- [Written exercise]: Copy all records verbatim.

- [Information shown]:
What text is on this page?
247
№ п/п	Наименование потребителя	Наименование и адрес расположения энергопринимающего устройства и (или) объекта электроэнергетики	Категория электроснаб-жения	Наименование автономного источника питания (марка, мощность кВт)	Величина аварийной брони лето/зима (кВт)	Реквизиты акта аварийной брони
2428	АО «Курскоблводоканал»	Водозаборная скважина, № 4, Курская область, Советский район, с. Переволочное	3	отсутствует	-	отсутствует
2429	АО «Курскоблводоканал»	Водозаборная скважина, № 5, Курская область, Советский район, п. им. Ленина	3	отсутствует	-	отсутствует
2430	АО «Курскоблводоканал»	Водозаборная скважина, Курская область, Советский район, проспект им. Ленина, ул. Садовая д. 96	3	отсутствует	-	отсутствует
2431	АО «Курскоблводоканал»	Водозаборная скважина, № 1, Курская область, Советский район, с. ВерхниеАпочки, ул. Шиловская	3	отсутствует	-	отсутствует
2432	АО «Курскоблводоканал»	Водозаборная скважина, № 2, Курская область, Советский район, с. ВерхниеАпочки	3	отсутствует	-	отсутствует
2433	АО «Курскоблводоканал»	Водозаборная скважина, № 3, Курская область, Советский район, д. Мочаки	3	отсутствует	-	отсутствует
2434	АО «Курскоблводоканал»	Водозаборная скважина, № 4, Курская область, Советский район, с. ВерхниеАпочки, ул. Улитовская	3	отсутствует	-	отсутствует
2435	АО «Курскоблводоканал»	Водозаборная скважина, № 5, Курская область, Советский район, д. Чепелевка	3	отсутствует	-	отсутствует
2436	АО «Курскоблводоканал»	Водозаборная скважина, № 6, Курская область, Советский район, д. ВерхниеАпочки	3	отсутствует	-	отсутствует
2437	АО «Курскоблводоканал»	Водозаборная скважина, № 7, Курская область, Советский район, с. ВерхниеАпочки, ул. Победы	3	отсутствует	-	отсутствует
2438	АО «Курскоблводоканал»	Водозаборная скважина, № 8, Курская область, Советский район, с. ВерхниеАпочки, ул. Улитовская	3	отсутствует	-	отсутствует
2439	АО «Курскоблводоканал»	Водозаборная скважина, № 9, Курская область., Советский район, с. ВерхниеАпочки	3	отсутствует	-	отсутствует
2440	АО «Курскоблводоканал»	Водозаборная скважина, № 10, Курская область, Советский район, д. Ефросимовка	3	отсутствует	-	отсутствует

- [Solution for this task]:
What text is on this page?
247
№ п/п	Наименование потребителя	Наименование и адрес расположения энергопринимающего устройства и (или) объекта электроэнергетики	Категория электроснаб-жения	Наименование автономного источника питания (марка, мощность кВт)	Величина аварийной брони лето/зима (кВт)	Реквизиты акта аварийной брони
2428	АО «Курскоблводоканал»	Водозаборная скважина, № 4, Курская область, Советский район, с. Переволочное	3	отсутствует	-	отсутствует
2429	АО «Курскоблводоканал»	Водозаборная скважина, № 5, Курская область, Советский район, п. им. Ленина	3	отсутствует	-	отсутствует
2430	АО «Курскоблводоканал»	Водозаборная скважина, Курская область, Советский район, проспект им. Ленина, ул. Садовая д. 96	3	отсутствует	-	отсутствует
2431	АО «Курскоблводоканал»	Водозаборная скважина, № 1, Курская область, Советский район, с. ВерхниеАпочки, ул. Шиловская	3	отсутствует	-	отсутствует
2432	АО «Курскоблводоканал»	Водозаборная скважина, № 2, Курская область, Советский район, с. ВерхниеАпочки	3	отсутствует	-	отсутствует
2433	АО «Курскоблводоканал»	Водозаборная скважина, № 3, Курская область, Советский район, д. Мочаки	3	отсутствует	-	отсутствует
2434	АО «Курскоблводоканал»	Водозаборная скважина, № 4, Курская область, Советский район, с. ВерхниеАпочки, ул. Улитовская	3	отсутствует	-	отсутствует
2435	АО «Курскоблводоканал»	Водозаборная скважина, № 5, Курская область, Советский район, д. Чепелевка	3	отсутствует	-	отсутствует
2436	АО «Курскоблводоканал»	Водозаборная скважина, № 6, Курская область, Советский район, д. ВерхниеАпочки	3	отсутствует	-	отсутствует
2437	АО «Курскоблводоканал»	Водозаборная скважина, № 7, Курская область, Советский район, с. ВерхниеАпочки, ул. Победы	3	отсутствует	-	отсутствует
2438	АО «Курскоблводоканал»	Водозаборная скважина, № 8, Курская область, Советский район, с. ВерхниеАпочки, ул. Улитовская	3	отсутствует	-	отсутствует
2439	АО «Курскоблводоканал»	Водозаборная скважина, № 9, Курская область., Советский район, с. ВерхниеАпочки	3	отсутствует	-	отсутствует
2440	АО «Курскоблводоканал»	Водозаборная скважина, № 10, Курская область, Советский район, д. Ефросимовка	3	отсутствует	-	отсутствует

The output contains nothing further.